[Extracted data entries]

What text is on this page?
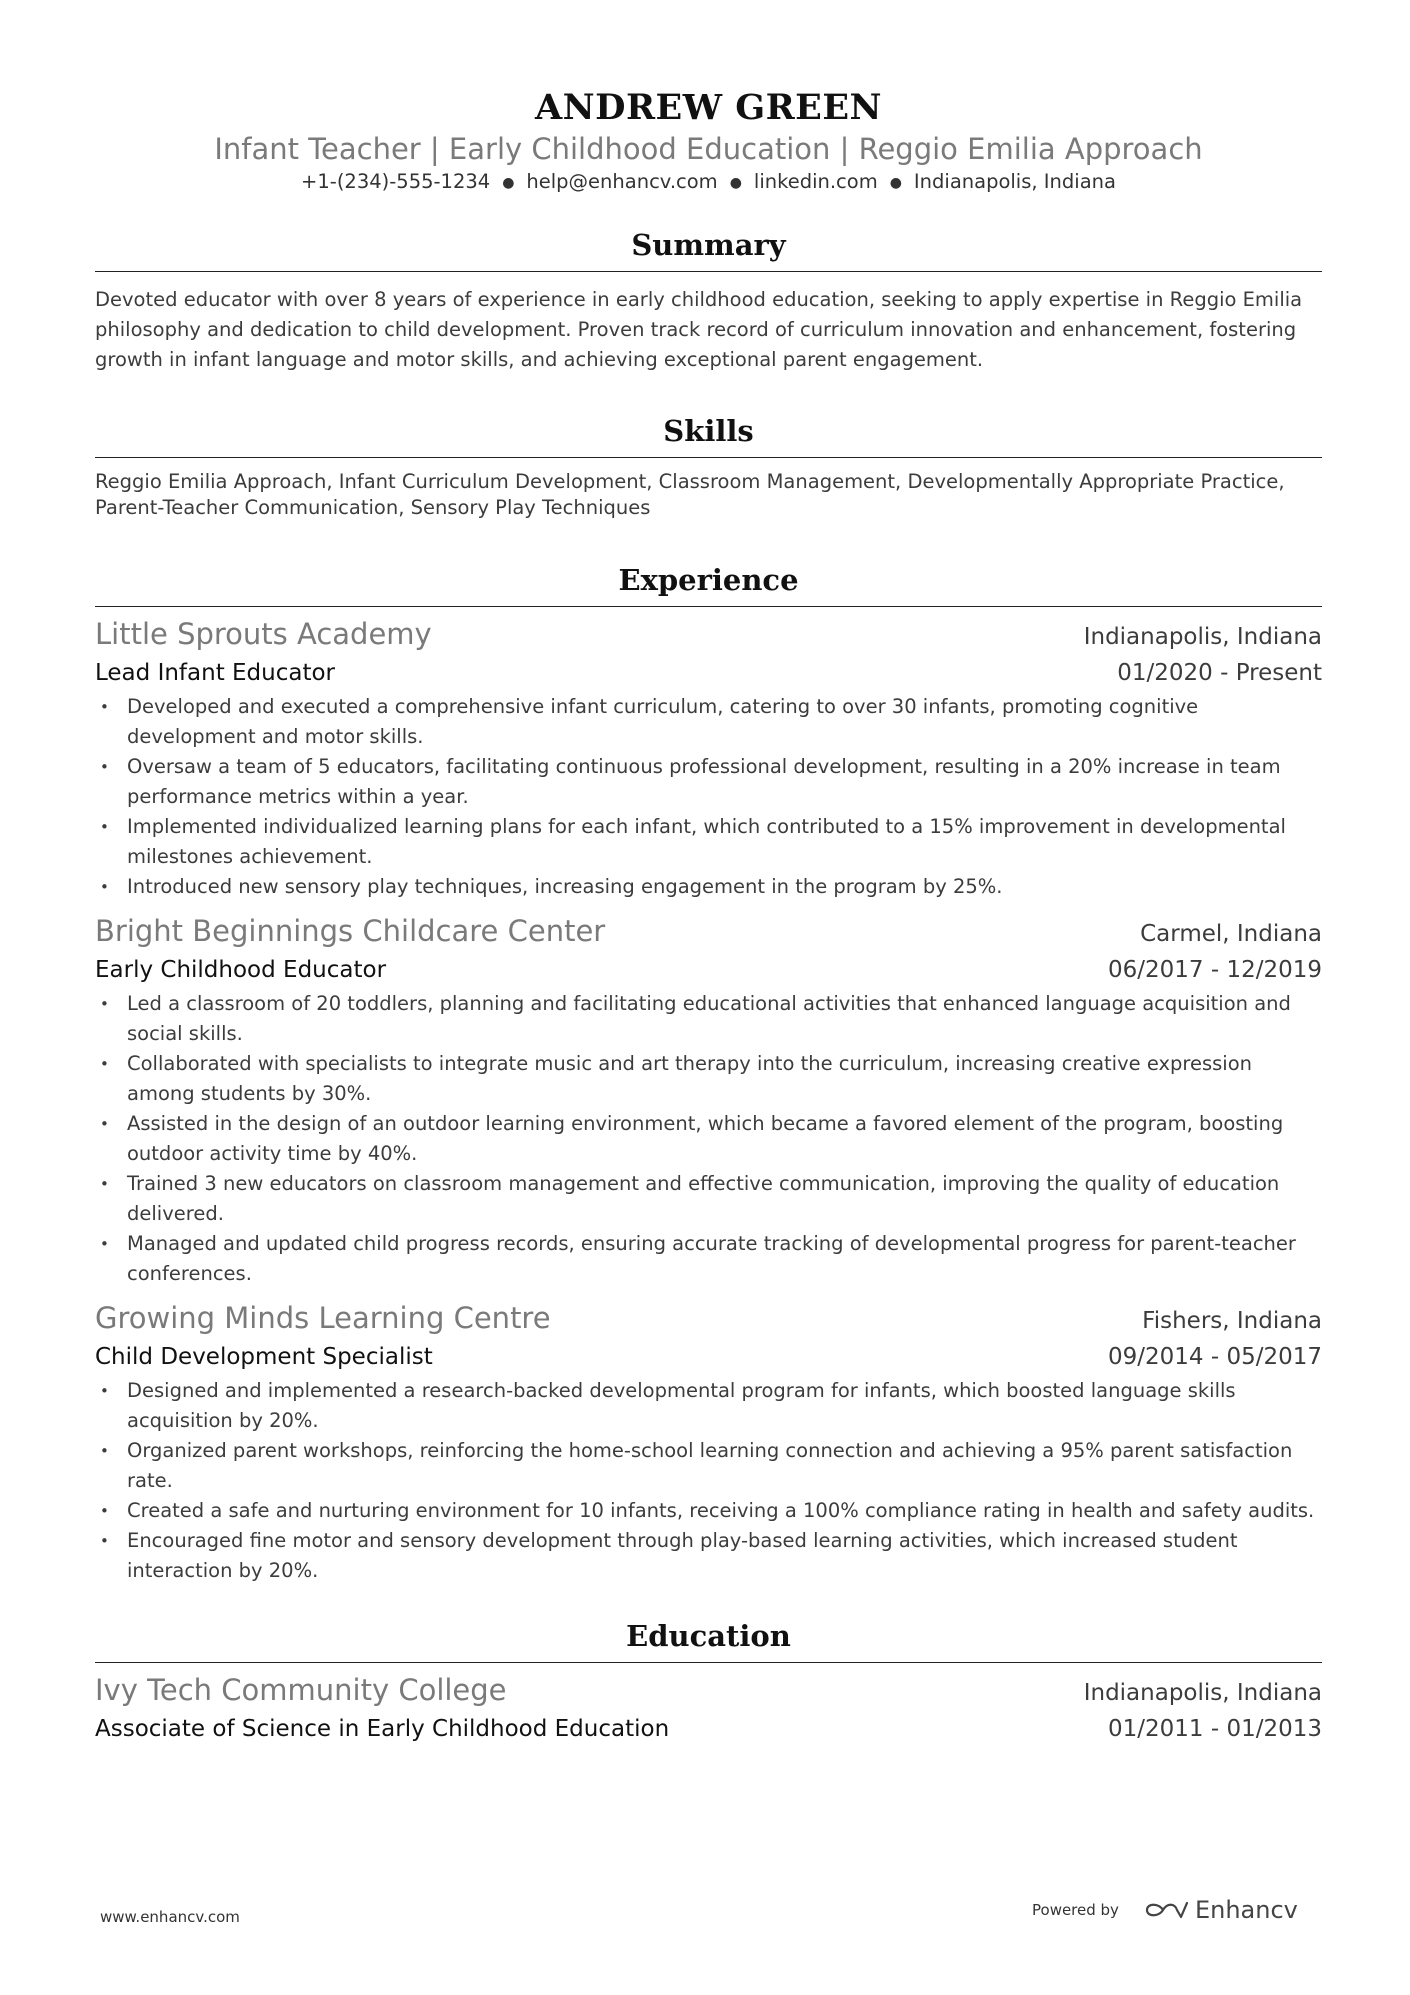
ANDREW GREEN
Infant Teacher | Early Childhood Education | Reggio Emilia Approach
+1-(234)-555-1234 ● help@enhancv.com ● linkedin.com ● Indianapolis, Indiana
Summary
Devoted educator with over 8 years of experience in early childhood education, seeking to apply expertise in Reggio Emilia philosophy and dedication to child development. Proven track record of curriculum innovation and enhancement, fostering growth in infant language and motor skills, and achieving exceptional parent engagement.
Skills
Reggio Emilia Approach, Infant Curriculum Development, Classroom Management, Developmentally Appropriate Practice, Parent-Teacher Communication, Sensory Play Techniques
Experience
Little Sprouts Academy	Indianapolis, Indiana
Lead Infant Educator	01/2020 - Present
• Developed and executed a comprehensive infant curriculum, catering to over 30 infants, promoting cognitive development and motor skills.
• Oversaw a team of 5 educators, facilitating continuous professional development, resulting in a 20% increase in team performance metrics within a year.
• Implemented individualized learning plans for each infant, which contributed to a 15% improvement in developmental milestones achievement.
• Introduced new sensory play techniques, increasing engagement in the program by 25%.
Bright Beginnings Childcare Center	Carmel, Indiana
Early Childhood Educator	06/2017 - 12/2019
• Led a classroom of 20 toddlers, planning and facilitating educational activities that enhanced language acquisition and social skills.
• Collaborated with specialists to integrate music and art therapy into the curriculum, increasing creative expression among students by 30%.
• Assisted in the design of an outdoor learning environment, which became a favored element of the program, boosting outdoor activity time by 40%.
• Trained 3 new educators on classroom management and effective communication, improving the quality of education delivered.
• Managed and updated child progress records, ensuring accurate tracking of developmental progress for parent-teacher conferences.
Growing Minds Learning Centre	Fishers, Indiana
Child Development Specialist	09/2014 - 05/2017
• Designed and implemented a research-backed developmental program for infants, which boosted language skills acquisition by 20%.
• Organized parent workshops, reinforcing the home-school learning connection and achieving a 95% parent satisfaction rate.
• Created a safe and nurturing environment for 10 infants, receiving a 100% compliance rating in health and safety audits.
• Encouraged fine motor and sensory development through play-based learning activities, which increased student interaction by 20%.
Education
Ivy Tech Community College	Indianapolis, Indiana
Associate of Science in Early Childhood Education	01/2011 - 01/2013
www.enhancv.com	Powered by	Enhancv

Goal: Without including any pictures, print each record exactly.

Expected answer:
What text is on this page?
ANDREW GREEN
Infant Teacher | Early Childhood Education | Reggio Emilia Approach
+1-(234)-555-1234 ● help@enhancv.com ● linkedin.com ● Indianapolis, Indiana
Summary
Devoted educator with over 8 years of experience in early childhood education, seeking to apply expertise in Reggio Emilia philosophy and dedication to child development. Proven track record of curriculum innovation and enhancement, fostering growth in infant language and motor skills, and achieving exceptional parent engagement.
Skills
Reggio Emilia Approach, Infant Curriculum Development, Classroom Management, Developmentally Appropriate Practice, Parent-Teacher Communication, Sensory Play Techniques
Experience
Little Sprouts Academy	Indianapolis, Indiana
Lead Infant Educator	01/2020 - Present
• Developed and executed a comprehensive infant curriculum, catering to over 30 infants, promoting cognitive development and motor skills.
• Oversaw a team of 5 educators, facilitating continuous professional development, resulting in a 20% increase in team performance metrics within a year.
• Implemented individualized learning plans for each infant, which contributed to a 15% improvement in developmental milestones achievement.
• Introduced new sensory play techniques, increasing engagement in the program by 25%.
Bright Beginnings Childcare Center	Carmel, Indiana
Early Childhood Educator	06/2017 - 12/2019
• Led a classroom of 20 toddlers, planning and facilitating educational activities that enhanced language acquisition and social skills.
• Collaborated with specialists to integrate music and art therapy into the curriculum, increasing creative expression among students by 30%.
• Assisted in the design of an outdoor learning environment, which became a favored element of the program, boosting outdoor activity time by 40%.
• Trained 3 new educators on classroom management and effective communication, improving the quality of education delivered.
• Managed and updated child progress records, ensuring accurate tracking of developmental progress for parent-teacher conferences.
Growing Minds Learning Centre	Fishers, Indiana
Child Development Specialist	09/2014 - 05/2017
• Designed and implemented a research-backed developmental program for infants, which boosted language skills acquisition by 20%.
• Organized parent workshops, reinforcing the home-school learning connection and achieving a 95% parent satisfaction rate.
• Created a safe and nurturing environment for 10 infants, receiving a 100% compliance rating in health and safety audits.
• Encouraged fine motor and sensory development through play-based learning activities, which increased student interaction by 20%.
Education
Ivy Tech Community College	Indianapolis, Indiana
Associate of Science in Early Childhood Education	01/2011 - 01/2013
www.enhancv.com	Powered by	Enhancv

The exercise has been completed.